◆ **WRITTEN TASK**: Continue the review of Rise Red Kingdom, picking up right after its final sentence.

◆ **QUOTED PASSAGE**:

Rise Red Kingdom by Kerstin Espinosa Rosero. A white dragon appears against a green background and a black, starlit sky.

Rise Red Kingdom by Kerstin Espinosa Rosero

“How easily we make sure our allies and enemies are saved or sacrificed shows who we really are”.

In Rise Red Kingdom we return to the fantastic fantasy world of vying kingdoms and vivid contrasting elemental magic created by Kerstin Espinosa Rosero. I thought the first book, Burn Red Skies, was a brilliant debut, so I’d been looking forward to reading the sequel for some time. If you haven’t read that book already, I urge you to remedy that right away, especially as this review contains some major spoilers for Burn Red Skies.

This novel immediately follows on from the concluding action scenes of Burn Red Skies, after which the plot moves swiftly, and our characters are soon spread out in several different locations. It was a little while since I’d read the first book but there was enough organic recap to bring me up to speed again in no time, and I was soon drawn back into Rosero’s world.

(Source records)
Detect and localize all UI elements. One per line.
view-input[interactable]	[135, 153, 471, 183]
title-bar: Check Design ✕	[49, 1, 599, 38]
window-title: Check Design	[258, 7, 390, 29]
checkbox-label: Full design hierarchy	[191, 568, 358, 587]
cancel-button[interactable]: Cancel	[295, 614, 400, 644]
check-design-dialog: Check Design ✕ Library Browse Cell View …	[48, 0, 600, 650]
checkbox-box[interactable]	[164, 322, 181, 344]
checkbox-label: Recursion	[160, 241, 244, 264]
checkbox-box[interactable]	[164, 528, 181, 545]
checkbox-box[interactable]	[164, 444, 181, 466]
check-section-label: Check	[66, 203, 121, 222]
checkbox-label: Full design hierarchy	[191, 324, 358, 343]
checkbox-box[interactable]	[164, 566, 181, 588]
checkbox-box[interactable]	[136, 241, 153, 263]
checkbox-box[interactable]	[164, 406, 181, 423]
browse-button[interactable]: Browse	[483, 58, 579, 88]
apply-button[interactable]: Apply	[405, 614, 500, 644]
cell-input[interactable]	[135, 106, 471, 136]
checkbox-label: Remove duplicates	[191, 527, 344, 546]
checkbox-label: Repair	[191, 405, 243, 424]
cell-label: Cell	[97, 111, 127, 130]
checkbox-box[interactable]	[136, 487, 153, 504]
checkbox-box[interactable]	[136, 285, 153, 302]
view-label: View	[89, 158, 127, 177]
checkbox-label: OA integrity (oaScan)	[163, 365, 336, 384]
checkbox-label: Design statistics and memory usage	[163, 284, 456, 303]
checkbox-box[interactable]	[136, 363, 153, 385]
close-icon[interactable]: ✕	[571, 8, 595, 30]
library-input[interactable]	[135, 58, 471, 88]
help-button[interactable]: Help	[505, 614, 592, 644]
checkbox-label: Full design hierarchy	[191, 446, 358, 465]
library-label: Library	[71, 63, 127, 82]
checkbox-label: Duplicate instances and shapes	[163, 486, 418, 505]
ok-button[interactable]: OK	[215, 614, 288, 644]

◆ **RESPONSE TO THIS EXERCISE**:
Although this is a straight continuation of the tale there were some big differences from the first book. The main plot is more focussed, primarily centred on the developing relationship between Valerya and Dove following the sudden shift in the power balance at the end of Burn Red Skies. At times the scale of the world and the number of separate viewpoints made it difficult to understand what was happening and why in the first novel. Rosero has dealt with that issue in Rise Red Kingdom, keeping the story moving forward at pace.

Rosero also develops the magical elements of the story, as this time we get to explore the Otherworld, the realm of dragons. Her take on dragons is unique and makes this story so distinctive, since the dragon spirits can only cross from the Otherworld into the world of the living with the aid of their summoner. Now that Dove has been revealed to be a summoner we get to find out what this means first hand. Dove needs to bond with her dragon, Rhysar, and the choice of putting these two companions together is interesting. Dove is voiceless whilst Rhysar is blind, and thus their nature and characteristics complement each other. The relationship is a strange one – more a melding of spirits than one being able to command the other. As the story progresses it becomes clear that there is always a price to be paid for being a summoner, with ominous hints at what is to come.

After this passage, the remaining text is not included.